→ **Your task**
Transcribe all of the material exactly. Any picture in it should be left out.

→ **Excerpted records**

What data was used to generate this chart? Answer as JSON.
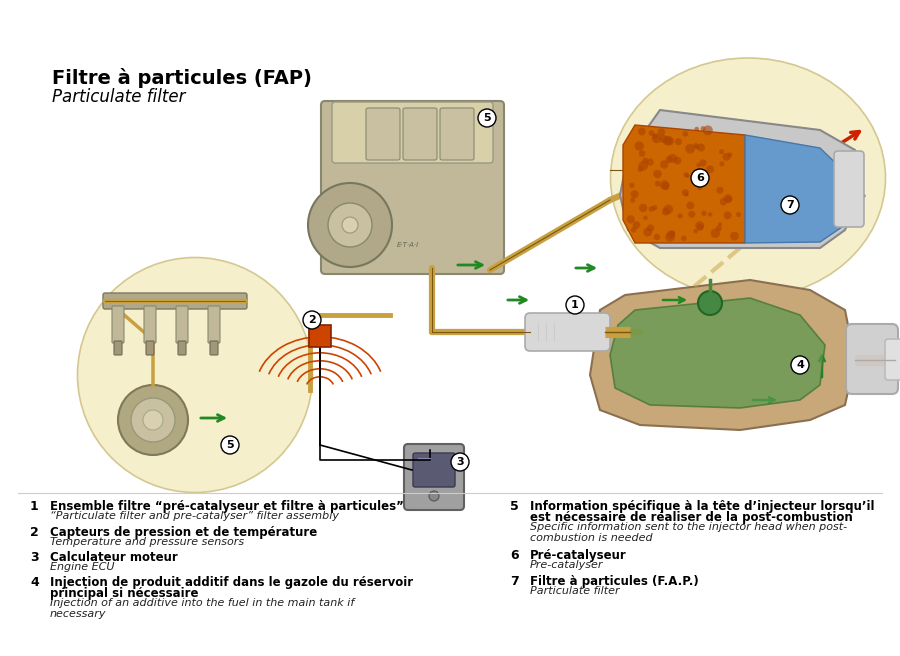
{
  "title_line1": "Filtre à particules (FAP)",
  "title_line2": "Particulate filter",
  "background_color": "#ffffff",
  "legend_items": [
    {
      "num": "1",
      "fr": "Ensemble filtre “pré-catalyseur et filtre à particules”",
      "fr2": null,
      "en": "“Particulate filter and pre-catalyser” filter assembly"
    },
    {
      "num": "2",
      "fr": "Capteurs de pression et de température",
      "fr2": null,
      "en": "Temperature and pressure sensors"
    },
    {
      "num": "3",
      "fr": "Calculateur moteur",
      "fr2": null,
      "en": "Engine ECU"
    },
    {
      "num": "4",
      "fr": "Injection de produit additif dans le gazole du réservoir",
      "fr2": "principal si nécessaire",
      "en": "Injection of an additive into the fuel in the main tank if",
      "en2": "necessary"
    },
    {
      "num": "5",
      "fr": "Information spécifique à la tête d’injecteur lorsqu’il",
      "fr2": "est nécessaire de réaliser de la post-combustion",
      "en": "Specific information sent to the injector head when post-",
      "en2": "combustion is needed"
    },
    {
      "num": "6",
      "fr": "Pré-catalyseur",
      "fr2": null,
      "en": "Pre-catalyser"
    },
    {
      "num": "7",
      "fr": "Filtre à particules (F.A.P.)",
      "fr2": null,
      "en": "Particulate filter"
    }
  ],
  "circle_fill": "#f5efcc",
  "circle_edge": "#d4c890",
  "pipe_color": "#c8a040",
  "pipe_dark": "#7a5810",
  "sensor_color": "#cc4400",
  "green_color": "#228822",
  "title_fontsize": 14,
  "subtitle_fontsize": 12,
  "legend_fr_fontsize": 8.5,
  "legend_en_fontsize": 8.0,
  "num_fontsize": 9
}
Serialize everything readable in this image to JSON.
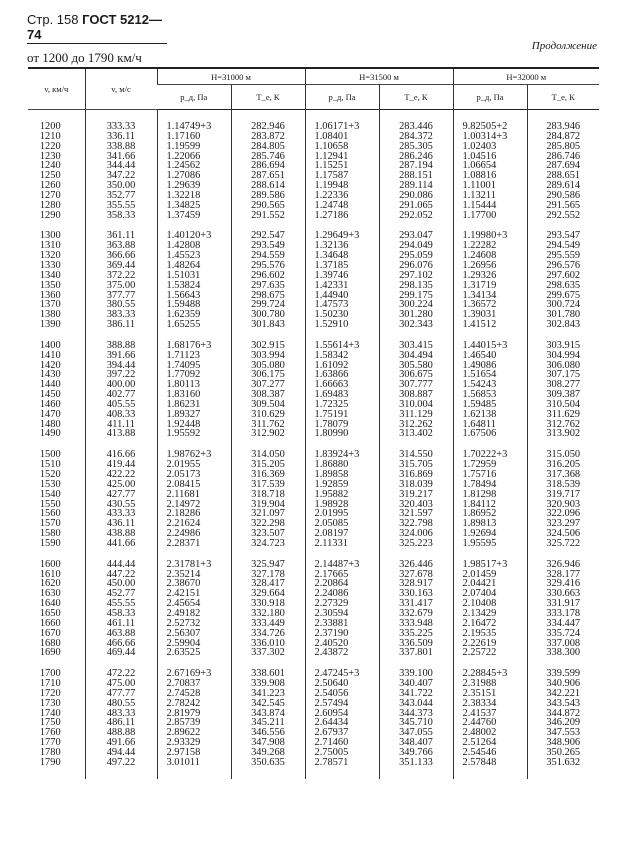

→ **Written reply**
What data was used to generate this chart? Answer as JSON.
{
  "title_line1": "Filtre à particules (FAP)",
  "title_line2": "Particulate filter",
  "background_color": "#ffffff",
  "legend_items": [
    {
      "num": "1",
      "fr": "Ensemble filtre “pré-catalyseur et filtre à particules”",
      "fr2": null,
      "en": "“Particulate filter and pre-catalyser” filter assembly"
    },
    {
      "num": "2",
      "fr": "Capteurs de pression et de température",
      "fr2": null,
      "en": "Temperature and pressure sensors"
    },
    {
      "num": "3",
      "fr": "Calculateur moteur",
      "fr2": null,
      "en": "Engine ECU"
    },
    {
      "num": "4",
      "fr": "Injection de produit additif dans le gazole du réservoir",
      "fr2": "principal si nécessaire",
      "en": "Injection of an additive into the fuel in the main tank if",
      "en2": "necessary"
    },
    {
      "num": "5",
      "fr": "Information spécifique à la tête d’injecteur lorsqu’il",
      "fr2": "est nécessaire de réaliser de la post-combustion",
      "en": "Specific information sent to the injector head when post-",
      "en2": "combustion is needed"
    },
    {
      "num": "6",
      "fr": "Pré-catalyseur",
      "fr2": null,
      "en": "Pre-catalyser"
    },
    {
      "num": "7",
      "fr": "Filtre à particules (F.A.P.)",
      "fr2": null,
      "en": "Particulate filter"
    }
  ],
  "circle_fill": "#f5efcc",
  "circle_edge": "#d4c890",
  "pipe_color": "#c8a040",
  "pipe_dark": "#7a5810",
  "sensor_color": "#cc4400",
  "green_color": "#228822",
  "title_fontsize": 14,
  "subtitle_fontsize": 12,
  "legend_fr_fontsize": 8.5,
  "legend_en_fontsize": 8.0,
  "num_fontsize": 9
}
Serialize everything readable in this image to JSON.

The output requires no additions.